** BEGIN Source data **

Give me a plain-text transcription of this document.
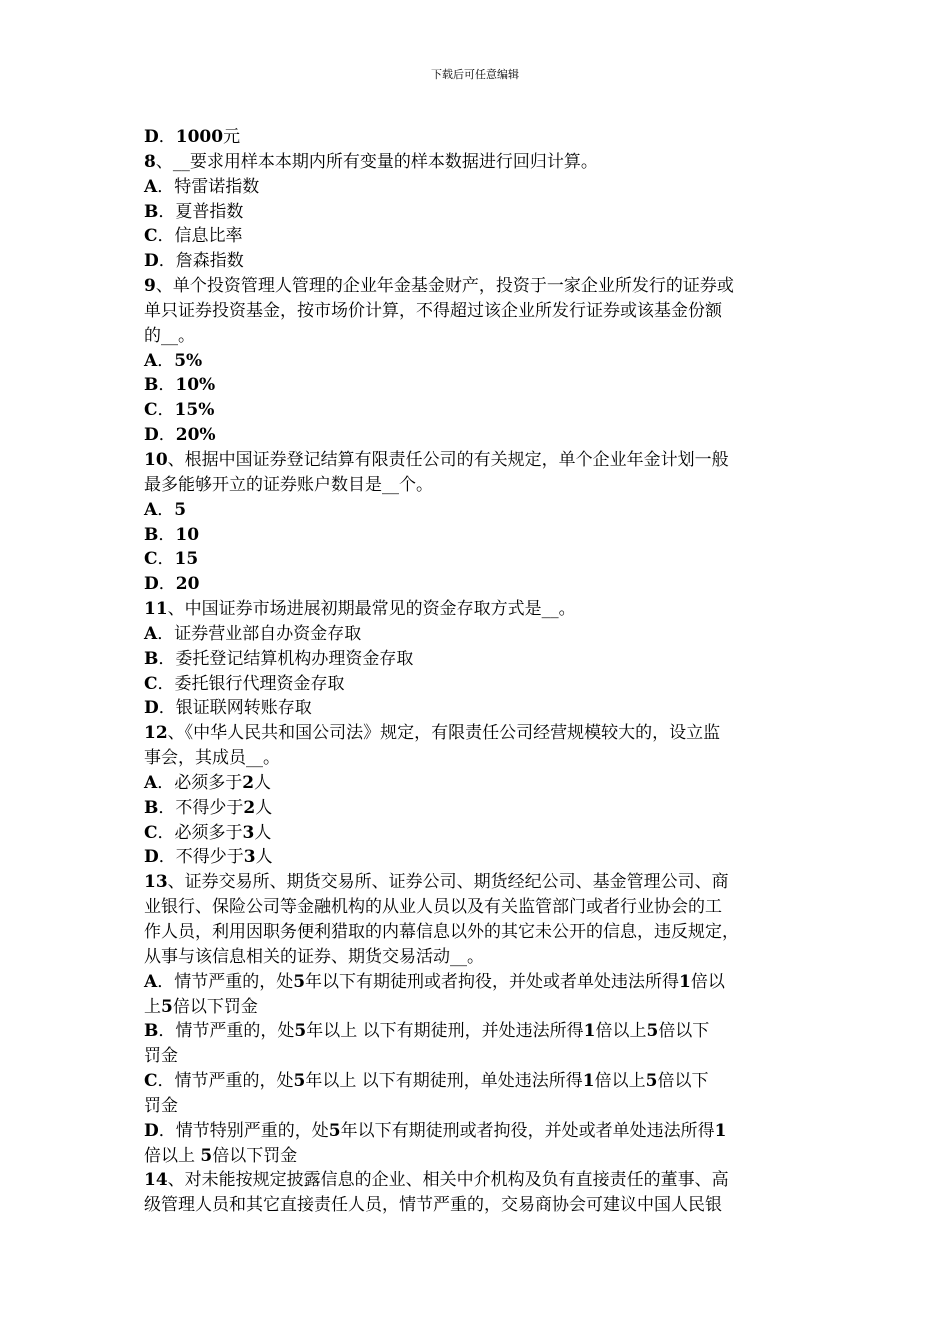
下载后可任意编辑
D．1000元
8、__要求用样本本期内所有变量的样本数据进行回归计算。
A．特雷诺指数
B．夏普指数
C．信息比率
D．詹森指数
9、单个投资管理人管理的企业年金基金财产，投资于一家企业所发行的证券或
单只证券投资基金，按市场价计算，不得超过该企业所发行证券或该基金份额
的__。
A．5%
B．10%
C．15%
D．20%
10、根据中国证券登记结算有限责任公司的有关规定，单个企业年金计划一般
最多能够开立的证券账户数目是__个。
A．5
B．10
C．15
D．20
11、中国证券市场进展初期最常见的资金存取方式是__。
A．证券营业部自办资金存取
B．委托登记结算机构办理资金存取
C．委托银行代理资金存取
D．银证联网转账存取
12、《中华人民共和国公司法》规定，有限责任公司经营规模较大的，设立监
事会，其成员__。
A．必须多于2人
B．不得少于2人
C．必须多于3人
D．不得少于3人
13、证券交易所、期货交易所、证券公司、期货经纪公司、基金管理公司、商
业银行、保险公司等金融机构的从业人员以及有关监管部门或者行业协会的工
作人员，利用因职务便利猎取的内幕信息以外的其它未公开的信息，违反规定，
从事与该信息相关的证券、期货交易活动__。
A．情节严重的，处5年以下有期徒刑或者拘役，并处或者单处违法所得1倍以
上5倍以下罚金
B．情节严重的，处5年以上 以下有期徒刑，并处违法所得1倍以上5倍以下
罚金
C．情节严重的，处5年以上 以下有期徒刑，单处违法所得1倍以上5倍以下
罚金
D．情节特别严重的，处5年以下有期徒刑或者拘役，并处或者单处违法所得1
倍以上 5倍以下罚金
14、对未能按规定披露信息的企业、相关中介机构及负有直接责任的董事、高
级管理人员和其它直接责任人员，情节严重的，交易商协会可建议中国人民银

** END Source data **

[Given request]
Repeat the listing verbatim. Skip the pictures.

[Task output]
Give me a plain-text transcription of this document.
下载后可任意编辑
D．1000元
8、__要求用样本本期内所有变量的样本数据进行回归计算。
A．特雷诺指数
B．夏普指数
C．信息比率
D．詹森指数
9、单个投资管理人管理的企业年金基金财产，投资于一家企业所发行的证券或
单只证券投资基金，按市场价计算，不得超过该企业所发行证券或该基金份额
的__。
A．5%
B．10%
C．15%
D．20%
10、根据中国证券登记结算有限责任公司的有关规定，单个企业年金计划一般
最多能够开立的证券账户数目是__个。
A．5
B．10
C．15
D．20
11、中国证券市场进展初期最常见的资金存取方式是__。
A．证券营业部自办资金存取
B．委托登记结算机构办理资金存取
C．委托银行代理资金存取
D．银证联网转账存取
12、《中华人民共和国公司法》规定，有限责任公司经营规模较大的，设立监
事会，其成员__。
A．必须多于2人
B．不得少于2人
C．必须多于3人
D．不得少于3人
13、证券交易所、期货交易所、证券公司、期货经纪公司、基金管理公司、商
业银行、保险公司等金融机构的从业人员以及有关监管部门或者行业协会的工
作人员，利用因职务便利猎取的内幕信息以外的其它未公开的信息，违反规定，
从事与该信息相关的证券、期货交易活动__。
A．情节严重的，处5年以下有期徒刑或者拘役，并处或者单处违法所得1倍以
上5倍以下罚金
B．情节严重的，处5年以上 以下有期徒刑，并处违法所得1倍以上5倍以下
罚金
C．情节严重的，处5年以上 以下有期徒刑，单处违法所得1倍以上5倍以下
罚金
D．情节特别严重的，处5年以下有期徒刑或者拘役，并处或者单处违法所得1
倍以上 5倍以下罚金
14、对未能按规定披露信息的企业、相关中介机构及负有直接责任的董事、高
级管理人员和其它直接责任人员，情节严重的，交易商协会可建议中国人民银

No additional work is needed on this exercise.